Written problem:
Find every line in the records that holds the string "title". Copy each one.

Collected data entries
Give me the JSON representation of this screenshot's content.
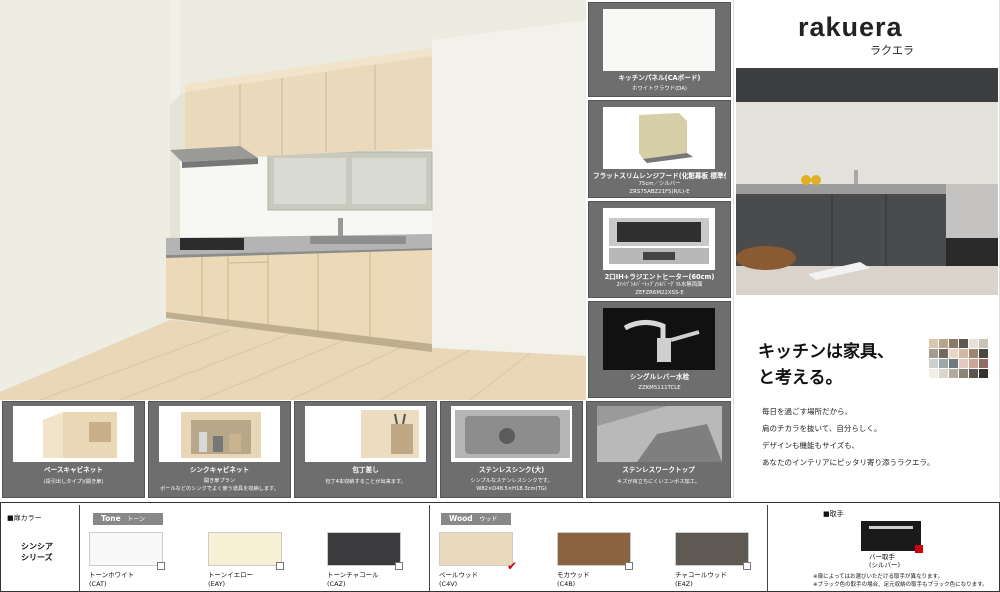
{
  "brand": {
    "logo": "rakuera",
    "logo_kana": "ラクエラ",
    "catch_line1": "キッチンは家具、",
    "catch_line2": "と考える。",
    "body_lines": [
      "毎日を過ごす場所だから、",
      "肩のチカラを抜いて、自分らしく。",
      "デザインも機能もサイズも、",
      "あなたのインテリアにピッタリ寄り添うラクエラ。"
    ]
  },
  "parts": [
    {
      "label": "キッチンパネル(CAボード)",
      "sub": [
        "ホワイトクラウド(DA)"
      ]
    },
    {
      "label": "フラットスリムレンジフード(化粧幕板 標準付)",
      "sub": [
        "75cm／シルバー",
        "ZRS75ABZ21FS(R/L)-E"
      ]
    },
    {
      "label": "2口IH+ラジエントヒーター(60cm)",
      "sub": [
        "2ﾊｲﾊﾟｼﾙﾊﾞｰﾄｯﾌﾟ/ｼﾙﾊﾞｰｸﾞﾘﾙ水無両面",
        "ZEFZR6M22XSS-E"
      ]
    },
    {
      "label": "シングルレバー水栓",
      "sub": [
        "ZZKM5111TCLE"
      ]
    }
  ],
  "features": [
    {
      "label": "ベースキャビネット",
      "sub": [
        "(段引出しタイプ)(開き扉)"
      ]
    },
    {
      "label": "シンクキャビネット",
      "sub": [
        "開き扉プラン",
        "ボールなどのシンクでよく使う道具を収納します。"
      ]
    },
    {
      "label": "包丁差し",
      "sub": [
        "包丁4本収納することが出来ます。"
      ]
    },
    {
      "label": "ステンレスシンク(大)",
      "sub": [
        "シンプルなステンレスシンクです。",
        "W82×D48.5×H18.3cm(TG)"
      ]
    },
    {
      "label": "ステンレスワークトップ",
      "sub": [
        "キズが目立ちにくいエンボス加工。"
      ]
    }
  ],
  "color_bar": {
    "door_color_heading": "■扉カラー",
    "series_line1": "シンシア",
    "series_line2": "シリーズ",
    "tone_tag": "Tone",
    "tone_tag_kana": "トーン",
    "wood_tag": "Wood",
    "wood_tag_kana": "ウッド",
    "handle_heading": "■取手",
    "swatches": [
      {
        "name": "トーンホワイト",
        "code": "(CAT)",
        "color": "#f8f8f8"
      },
      {
        "name": "トーンイエロー",
        "code": "(EAY)",
        "color": "#f6f0d4"
      },
      {
        "name": "トーンチャコール",
        "code": "(CAZ)",
        "color": "#3b3b3d"
      },
      {
        "name": "ペールウッド",
        "code": "(C4V)",
        "color": "#e9d9bd",
        "selected": true
      },
      {
        "name": "モカウッド",
        "code": "(C4B)",
        "color": "#8a6440"
      },
      {
        "name": "チャコールウッド",
        "code": "(E4Z)",
        "color": "#5e5953"
      }
    ],
    "handle": {
      "name": "バー取手",
      "sub": "(シルバー)",
      "color": "#1a1a1a"
    },
    "notes": [
      "※扉によってはお選びいただける取手が異なります。",
      "※ブラック色の取手の場合、足元収納の取手もブラック色になります。"
    ]
  }
}
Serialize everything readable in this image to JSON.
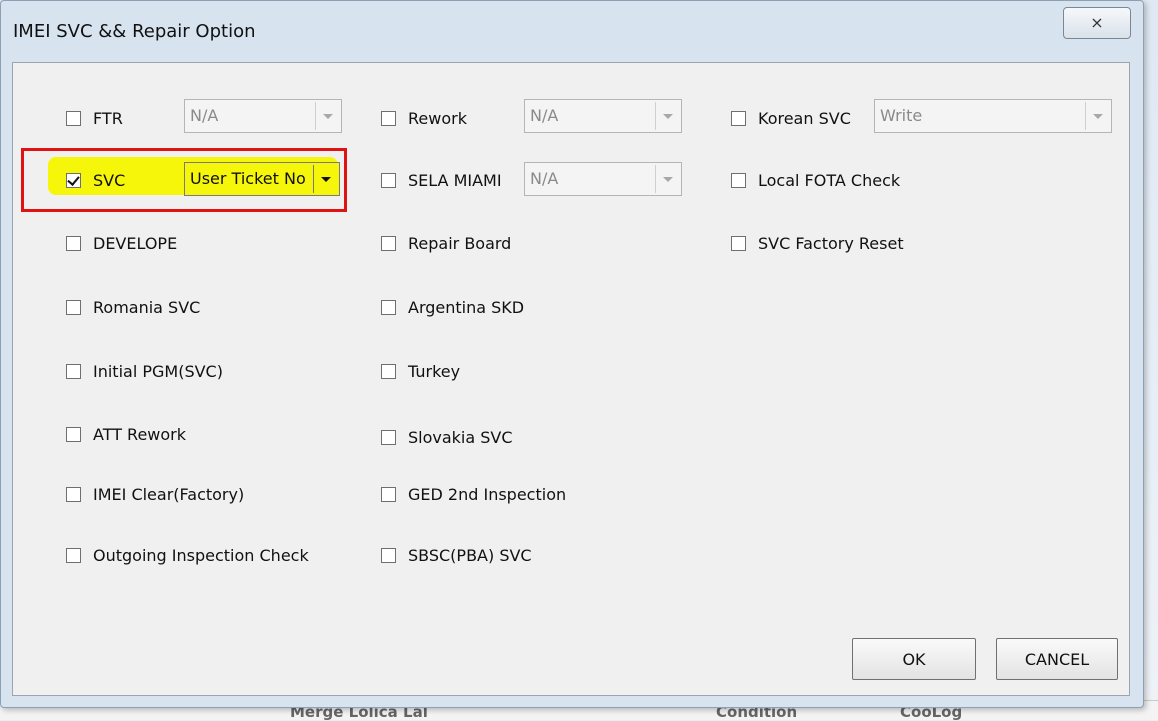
{
  "dialog": {
    "title": "IMEI SVC && Repair Option",
    "close_glyph": "⨯"
  },
  "options": {
    "col1": [
      {
        "label": "FTR",
        "checked": false
      },
      {
        "label": "SVC",
        "checked": true
      },
      {
        "label": "DEVELOPE",
        "checked": false
      },
      {
        "label": "Romania SVC",
        "checked": false
      },
      {
        "label": "Initial PGM(SVC)",
        "checked": false
      },
      {
        "label": "ATT Rework",
        "checked": false
      },
      {
        "label": "IMEI Clear(Factory)",
        "checked": false
      },
      {
        "label": "Outgoing Inspection Check",
        "checked": false
      }
    ],
    "col2": [
      {
        "label": "Rework",
        "checked": false
      },
      {
        "label": "SELA MIAMI",
        "checked": false
      },
      {
        "label": "Repair Board",
        "checked": false
      },
      {
        "label": "Argentina SKD",
        "checked": false
      },
      {
        "label": "Turkey",
        "checked": false
      },
      {
        "label": "Slovakia SVC",
        "checked": false
      },
      {
        "label": "GED 2nd Inspection",
        "checked": false
      },
      {
        "label": "SBSC(PBA) SVC",
        "checked": false
      }
    ],
    "col3": [
      {
        "label": "Korean SVC",
        "checked": false
      },
      {
        "label": "Local FOTA Check",
        "checked": false
      },
      {
        "label": "SVC Factory Reset",
        "checked": false
      }
    ]
  },
  "combos": {
    "ftr": "N/A",
    "svc": "User Ticket No",
    "rework": "N/A",
    "sela_miami": "N/A",
    "korean_svc": "Write"
  },
  "buttons": {
    "ok": "OK",
    "cancel": "CANCEL"
  },
  "background": {
    "bottom_text_1": "Merge Lolica Lal",
    "bottom_text_2": "Condition",
    "bottom_text_3": "CooLog"
  },
  "colors": {
    "highlight": "#f6f60a",
    "annotation_box": "#e01313"
  }
}
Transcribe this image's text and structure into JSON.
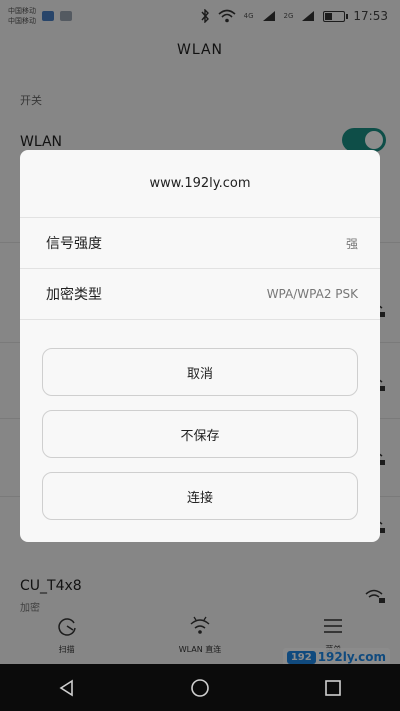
{
  "status_bar": {
    "carriers": [
      "中国移动",
      "中国移动"
    ],
    "net_tags": [
      "4G",
      "2G"
    ],
    "time": "17:53"
  },
  "page": {
    "title": "WLAN",
    "section_switch": "开关",
    "wlan_label": "WLAN",
    "network_bottom": {
      "name": "CU_T4x8",
      "sub": "加密"
    }
  },
  "toolbar": {
    "items": [
      {
        "label": "扫描",
        "icon": "refresh-icon"
      },
      {
        "label": "WLAN 直连",
        "icon": "wifi-direct-icon"
      },
      {
        "label": "菜单",
        "icon": "menu-icon"
      }
    ]
  },
  "dialog": {
    "title": "www.192ly.com",
    "rows": [
      {
        "key": "信号强度",
        "value": "强"
      },
      {
        "key": "加密类型",
        "value": "WPA/WPA2 PSK"
      }
    ],
    "buttons": {
      "cancel": "取消",
      "forget": "不保存",
      "connect": "连接"
    }
  },
  "watermark": {
    "badge": "192",
    "text": "192ly.com"
  },
  "colors": {
    "toggle_on": "#1a8f84",
    "overlay": "rgba(0,0,0,0.45)",
    "watermark": "#1e88e5"
  }
}
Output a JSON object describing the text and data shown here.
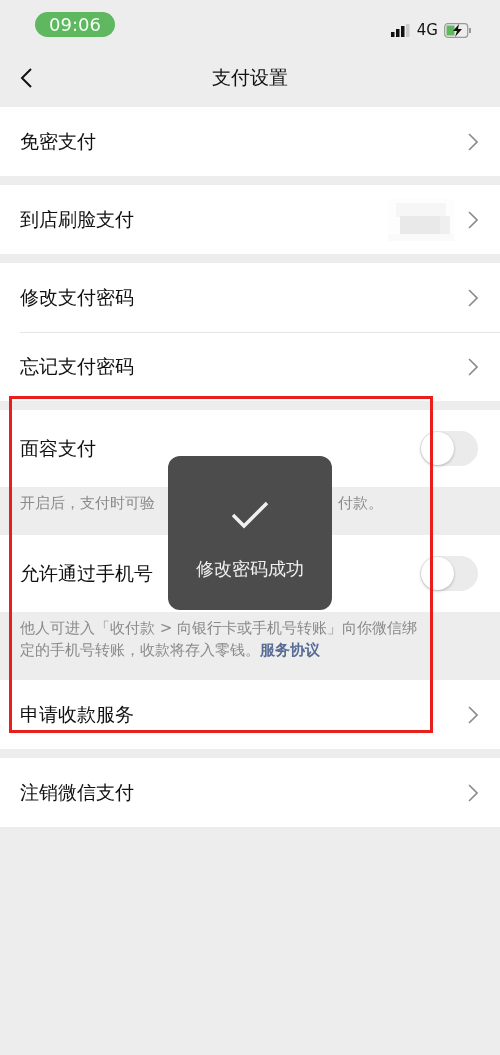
{
  "status_bar": {
    "time": "09:06",
    "network": "4G"
  },
  "nav": {
    "title": "支付设置"
  },
  "sections": [
    {
      "rows": [
        {
          "kind": "link",
          "label": "免密支付"
        }
      ]
    },
    {
      "rows": [
        {
          "kind": "link",
          "label": "到店刷脸支付"
        }
      ]
    },
    {
      "rows": [
        {
          "kind": "link",
          "label": "修改支付密码"
        },
        {
          "kind": "link",
          "label": "忘记支付密码"
        }
      ]
    },
    {
      "rows": [
        {
          "kind": "toggle",
          "label": "面容支付",
          "on": false
        }
      ],
      "note": {
        "parts": [
          "开启后，支付时可验",
          "付款。"
        ]
      }
    },
    {
      "rows": [
        {
          "kind": "toggle",
          "label": "允许通过手机号",
          "on": false
        }
      ],
      "note": {
        "text": "他人可进入「收付款 > 向银行卡或手机号转账」向你微信绑定的手机号转账，收款将存入零钱。",
        "link": "服务协议"
      }
    },
    {
      "rows": [
        {
          "kind": "link",
          "label": "申请收款服务"
        }
      ]
    },
    {
      "rows": [
        {
          "kind": "link",
          "label": "注销微信支付"
        }
      ]
    }
  ],
  "toast": {
    "text": "修改密码成功"
  },
  "annotation": {
    "kind": "frame"
  }
}
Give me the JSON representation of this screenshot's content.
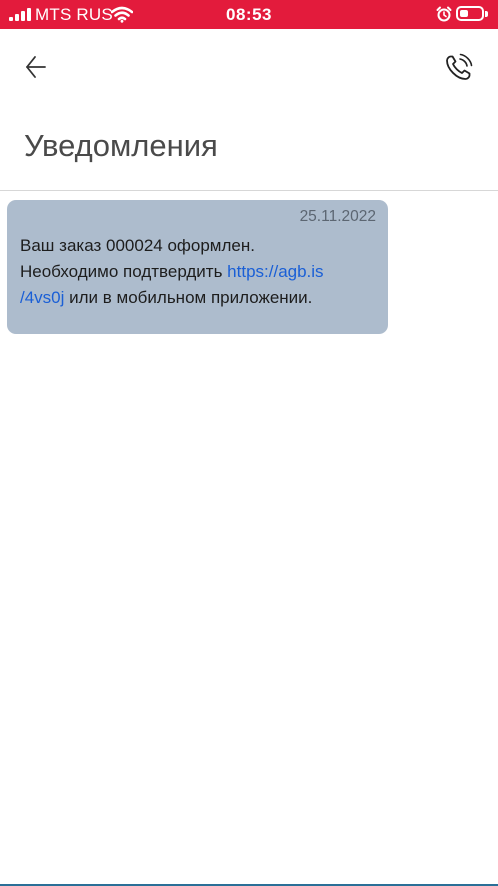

The completed task:
    "title": "IMEI SVC && Repair Option",
    "title": "WLAN",
    "title": "www.192ly.com",
    "title": "支付设置"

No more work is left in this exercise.